▸ **Objective**: Provide nothing beyond the count of lines that include the string "государственной".
** BEGIN Dataset content **
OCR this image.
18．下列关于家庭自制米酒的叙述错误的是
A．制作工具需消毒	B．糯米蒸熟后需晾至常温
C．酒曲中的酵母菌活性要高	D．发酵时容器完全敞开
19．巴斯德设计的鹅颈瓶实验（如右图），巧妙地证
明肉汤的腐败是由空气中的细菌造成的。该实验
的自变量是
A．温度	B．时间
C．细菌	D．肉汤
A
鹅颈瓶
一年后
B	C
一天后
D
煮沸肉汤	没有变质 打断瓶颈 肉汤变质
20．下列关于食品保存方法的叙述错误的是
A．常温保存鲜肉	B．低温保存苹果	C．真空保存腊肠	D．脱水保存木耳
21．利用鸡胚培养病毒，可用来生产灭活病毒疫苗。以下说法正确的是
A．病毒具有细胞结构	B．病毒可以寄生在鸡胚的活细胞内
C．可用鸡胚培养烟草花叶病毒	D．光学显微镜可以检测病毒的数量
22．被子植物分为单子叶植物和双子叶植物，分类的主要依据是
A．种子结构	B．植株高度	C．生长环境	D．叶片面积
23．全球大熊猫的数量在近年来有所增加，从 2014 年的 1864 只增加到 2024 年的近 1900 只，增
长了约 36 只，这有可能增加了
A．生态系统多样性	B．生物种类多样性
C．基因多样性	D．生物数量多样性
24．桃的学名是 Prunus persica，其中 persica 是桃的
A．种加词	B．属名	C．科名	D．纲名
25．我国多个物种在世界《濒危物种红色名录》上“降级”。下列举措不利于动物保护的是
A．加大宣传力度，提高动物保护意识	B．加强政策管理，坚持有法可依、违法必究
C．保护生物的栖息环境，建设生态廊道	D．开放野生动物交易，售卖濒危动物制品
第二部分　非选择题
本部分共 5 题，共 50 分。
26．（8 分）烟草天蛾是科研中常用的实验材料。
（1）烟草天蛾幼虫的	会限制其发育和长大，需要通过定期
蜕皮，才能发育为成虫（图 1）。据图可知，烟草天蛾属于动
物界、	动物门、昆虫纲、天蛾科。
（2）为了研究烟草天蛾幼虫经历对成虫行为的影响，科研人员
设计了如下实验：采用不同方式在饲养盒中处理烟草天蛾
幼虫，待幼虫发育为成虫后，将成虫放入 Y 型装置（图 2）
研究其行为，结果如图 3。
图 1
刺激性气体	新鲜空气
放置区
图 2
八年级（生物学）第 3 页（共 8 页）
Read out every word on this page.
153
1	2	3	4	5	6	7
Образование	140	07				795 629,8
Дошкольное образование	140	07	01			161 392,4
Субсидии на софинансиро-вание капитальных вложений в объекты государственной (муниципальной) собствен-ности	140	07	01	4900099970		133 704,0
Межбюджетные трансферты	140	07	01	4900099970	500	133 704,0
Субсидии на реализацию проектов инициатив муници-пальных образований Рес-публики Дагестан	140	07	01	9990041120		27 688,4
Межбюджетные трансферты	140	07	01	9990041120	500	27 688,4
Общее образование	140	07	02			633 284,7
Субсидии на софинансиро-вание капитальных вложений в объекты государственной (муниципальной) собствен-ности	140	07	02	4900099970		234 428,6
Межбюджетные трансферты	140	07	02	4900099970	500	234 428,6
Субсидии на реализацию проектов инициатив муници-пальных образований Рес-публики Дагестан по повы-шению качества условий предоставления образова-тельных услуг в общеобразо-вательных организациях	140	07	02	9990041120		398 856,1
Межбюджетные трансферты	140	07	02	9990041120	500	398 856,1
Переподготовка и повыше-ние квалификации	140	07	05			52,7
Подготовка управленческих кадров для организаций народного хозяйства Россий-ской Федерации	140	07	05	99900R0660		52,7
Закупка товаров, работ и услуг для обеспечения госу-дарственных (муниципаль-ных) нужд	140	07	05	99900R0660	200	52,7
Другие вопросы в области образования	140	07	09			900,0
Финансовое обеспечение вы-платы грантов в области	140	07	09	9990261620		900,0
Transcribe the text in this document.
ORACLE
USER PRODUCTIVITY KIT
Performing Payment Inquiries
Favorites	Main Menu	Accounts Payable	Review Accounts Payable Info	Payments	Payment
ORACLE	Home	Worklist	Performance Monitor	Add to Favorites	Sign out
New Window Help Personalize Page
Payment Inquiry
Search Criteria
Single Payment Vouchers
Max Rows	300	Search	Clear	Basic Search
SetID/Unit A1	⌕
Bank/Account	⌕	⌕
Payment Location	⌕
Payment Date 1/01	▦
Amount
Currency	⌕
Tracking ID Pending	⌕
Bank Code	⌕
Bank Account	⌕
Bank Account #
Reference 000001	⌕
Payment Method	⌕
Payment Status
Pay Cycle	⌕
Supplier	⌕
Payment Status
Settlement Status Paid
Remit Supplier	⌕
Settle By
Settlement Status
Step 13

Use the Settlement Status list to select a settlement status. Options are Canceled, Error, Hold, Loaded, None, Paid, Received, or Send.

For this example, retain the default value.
** END Dataset content **
▸ **Answer to the task**: 2